[Stored data entries]
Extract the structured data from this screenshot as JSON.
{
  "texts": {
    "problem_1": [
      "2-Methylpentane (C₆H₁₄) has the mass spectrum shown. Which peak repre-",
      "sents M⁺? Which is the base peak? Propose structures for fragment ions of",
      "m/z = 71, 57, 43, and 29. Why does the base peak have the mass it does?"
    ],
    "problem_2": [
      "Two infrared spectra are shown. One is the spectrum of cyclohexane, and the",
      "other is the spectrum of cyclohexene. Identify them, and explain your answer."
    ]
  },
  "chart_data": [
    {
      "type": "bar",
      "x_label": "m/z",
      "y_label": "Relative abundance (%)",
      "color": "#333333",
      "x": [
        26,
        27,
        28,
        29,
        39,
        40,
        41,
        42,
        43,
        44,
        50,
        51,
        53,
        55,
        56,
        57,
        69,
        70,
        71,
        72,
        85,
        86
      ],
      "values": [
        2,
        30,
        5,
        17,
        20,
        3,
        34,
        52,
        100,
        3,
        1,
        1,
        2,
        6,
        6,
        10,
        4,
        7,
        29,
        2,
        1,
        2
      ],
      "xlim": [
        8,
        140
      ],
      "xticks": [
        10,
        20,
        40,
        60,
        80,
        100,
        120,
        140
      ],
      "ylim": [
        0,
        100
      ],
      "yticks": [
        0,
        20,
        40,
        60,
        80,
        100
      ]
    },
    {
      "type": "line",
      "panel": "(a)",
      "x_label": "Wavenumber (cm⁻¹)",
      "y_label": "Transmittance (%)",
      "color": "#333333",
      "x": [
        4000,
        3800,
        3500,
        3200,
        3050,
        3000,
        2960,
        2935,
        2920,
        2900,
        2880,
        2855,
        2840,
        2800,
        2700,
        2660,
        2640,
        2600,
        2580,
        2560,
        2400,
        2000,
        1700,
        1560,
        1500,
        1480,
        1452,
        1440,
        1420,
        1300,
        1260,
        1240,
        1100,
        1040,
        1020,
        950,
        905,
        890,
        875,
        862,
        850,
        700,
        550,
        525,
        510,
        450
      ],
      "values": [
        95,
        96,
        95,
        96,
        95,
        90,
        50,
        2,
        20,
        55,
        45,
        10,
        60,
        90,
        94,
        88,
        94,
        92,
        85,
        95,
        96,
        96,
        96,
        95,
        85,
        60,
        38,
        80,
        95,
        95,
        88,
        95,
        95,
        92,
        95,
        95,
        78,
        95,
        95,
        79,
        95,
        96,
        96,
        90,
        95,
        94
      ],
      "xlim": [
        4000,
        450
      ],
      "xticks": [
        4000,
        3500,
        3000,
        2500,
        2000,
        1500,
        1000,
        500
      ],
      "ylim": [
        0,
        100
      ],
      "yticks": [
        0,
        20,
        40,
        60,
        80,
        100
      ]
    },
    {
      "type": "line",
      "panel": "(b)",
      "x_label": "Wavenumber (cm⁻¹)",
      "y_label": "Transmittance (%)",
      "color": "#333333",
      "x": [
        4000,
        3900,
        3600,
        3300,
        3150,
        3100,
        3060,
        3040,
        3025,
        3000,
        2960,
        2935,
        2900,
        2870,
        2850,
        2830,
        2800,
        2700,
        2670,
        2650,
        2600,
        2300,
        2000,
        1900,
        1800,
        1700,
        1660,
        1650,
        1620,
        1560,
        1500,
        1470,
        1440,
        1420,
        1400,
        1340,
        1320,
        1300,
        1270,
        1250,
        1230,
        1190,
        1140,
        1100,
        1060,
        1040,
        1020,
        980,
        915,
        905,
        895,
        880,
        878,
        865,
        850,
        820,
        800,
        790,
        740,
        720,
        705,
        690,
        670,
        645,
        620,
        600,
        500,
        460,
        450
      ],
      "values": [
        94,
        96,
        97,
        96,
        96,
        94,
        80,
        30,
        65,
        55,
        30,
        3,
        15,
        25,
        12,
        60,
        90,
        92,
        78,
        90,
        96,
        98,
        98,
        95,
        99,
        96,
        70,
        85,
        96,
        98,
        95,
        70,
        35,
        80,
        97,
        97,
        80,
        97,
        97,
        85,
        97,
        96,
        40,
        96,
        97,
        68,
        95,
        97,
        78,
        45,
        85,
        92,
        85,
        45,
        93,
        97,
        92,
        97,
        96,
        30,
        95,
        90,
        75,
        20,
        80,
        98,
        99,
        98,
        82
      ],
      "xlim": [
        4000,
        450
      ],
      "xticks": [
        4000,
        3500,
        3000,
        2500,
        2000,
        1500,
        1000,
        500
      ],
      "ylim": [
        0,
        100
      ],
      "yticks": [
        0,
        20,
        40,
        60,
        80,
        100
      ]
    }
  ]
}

→ Exercise goal:
Retype the data in full and match it exactly.

→ Task response:
Extract the structured data from this screenshot as JSON.
{
  "texts": {
    "problem_1": [
      "2-Methylpentane (C₆H₁₄) has the mass spectrum shown. Which peak repre-",
      "sents M⁺? Which is the base peak? Propose structures for fragment ions of",
      "m/z = 71, 57, 43, and 29. Why does the base peak have the mass it does?"
    ],
    "problem_2": [
      "Two infrared spectra are shown. One is the spectrum of cyclohexane, and the",
      "other is the spectrum of cyclohexene. Identify them, and explain your answer."
    ]
  },
  "chart_data": [
    {
      "type": "bar",
      "x_label": "m/z",
      "y_label": "Relative abundance (%)",
      "color": "#333333",
      "x": [
        26,
        27,
        28,
        29,
        39,
        40,
        41,
        42,
        43,
        44,
        50,
        51,
        53,
        55,
        56,
        57,
        69,
        70,
        71,
        72,
        85,
        86
      ],
      "values": [
        2,
        30,
        5,
        17,
        20,
        3,
        34,
        52,
        100,
        3,
        1,
        1,
        2,
        6,
        6,
        10,
        4,
        7,
        29,
        2,
        1,
        2
      ],
      "xlim": [
        8,
        140
      ],
      "xticks": [
        10,
        20,
        40,
        60,
        80,
        100,
        120,
        140
      ],
      "ylim": [
        0,
        100
      ],
      "yticks": [
        0,
        20,
        40,
        60,
        80,
        100
      ]
    },
    {
      "type": "line",
      "panel": "(a)",
      "x_label": "Wavenumber (cm⁻¹)",
      "y_label": "Transmittance (%)",
      "color": "#333333",
      "x": [
        4000,
        3800,
        3500,
        3200,
        3050,
        3000,
        2960,
        2935,
        2920,
        2900,
        2880,
        2855,
        2840,
        2800,
        2700,
        2660,
        2640,
        2600,
        2580,
        2560,
        2400,
        2000,
        1700,
        1560,
        1500,
        1480,
        1452,
        1440,
        1420,
        1300,
        1260,
        1240,
        1100,
        1040,
        1020,
        950,
        905,
        890,
        875,
        862,
        850,
        700,
        550,
        525,
        510,
        450
      ],
      "values": [
        95,
        96,
        95,
        96,
        95,
        90,
        50,
        2,
        20,
        55,
        45,
        10,
        60,
        90,
        94,
        88,
        94,
        92,
        85,
        95,
        96,
        96,
        96,
        95,
        85,
        60,
        38,
        80,
        95,
        95,
        88,
        95,
        95,
        92,
        95,
        95,
        78,
        95,
        95,
        79,
        95,
        96,
        96,
        90,
        95,
        94
      ],
      "xlim": [
        4000,
        450
      ],
      "xticks": [
        4000,
        3500,
        3000,
        2500,
        2000,
        1500,
        1000,
        500
      ],
      "ylim": [
        0,
        100
      ],
      "yticks": [
        0,
        20,
        40,
        60,
        80,
        100
      ]
    },
    {
      "type": "line",
      "panel": "(b)",
      "x_label": "Wavenumber (cm⁻¹)",
      "y_label": "Transmittance (%)",
      "color": "#333333",
      "x": [
        4000,
        3900,
        3600,
        3300,
        3150,
        3100,
        3060,
        3040,
        3025,
        3000,
        2960,
        2935,
        2900,
        2870,
        2850,
        2830,
        2800,
        2700,
        2670,
        2650,
        2600,
        2300,
        2000,
        1900,
        1800,
        1700,
        1660,
        1650,
        1620,
        1560,
        1500,
        1470,
        1440,
        1420,
        1400,
        1340,
        1320,
        1300,
        1270,
        1250,
        1230,
        1190,
        1140,
        1100,
        1060,
        1040,
        1020,
        980,
        915,
        905,
        895,
        880,
        878,
        865,
        850,
        820,
        800,
        790,
        740,
        720,
        705,
        690,
        670,
        645,
        620,
        600,
        500,
        460,
        450
      ],
      "values": [
        94,
        96,
        97,
        96,
        96,
        94,
        80,
        30,
        65,
        55,
        30,
        3,
        15,
        25,
        12,
        60,
        90,
        92,
        78,
        90,
        96,
        98,
        98,
        95,
        99,
        96,
        70,
        85,
        96,
        98,
        95,
        70,
        35,
        80,
        97,
        97,
        80,
        97,
        97,
        85,
        97,
        96,
        40,
        96,
        97,
        68,
        95,
        97,
        78,
        45,
        85,
        92,
        85,
        45,
        93,
        97,
        92,
        97,
        96,
        30,
        95,
        90,
        75,
        20,
        80,
        98,
        99,
        98,
        82
      ],
      "xlim": [
        4000,
        450
      ],
      "xticks": [
        4000,
        3500,
        3000,
        2500,
        2000,
        1500,
        1000,
        500
      ],
      "ylim": [
        0,
        100
      ],
      "yticks": [
        0,
        20,
        40,
        60,
        80,
        100
      ]
    }
  ]
}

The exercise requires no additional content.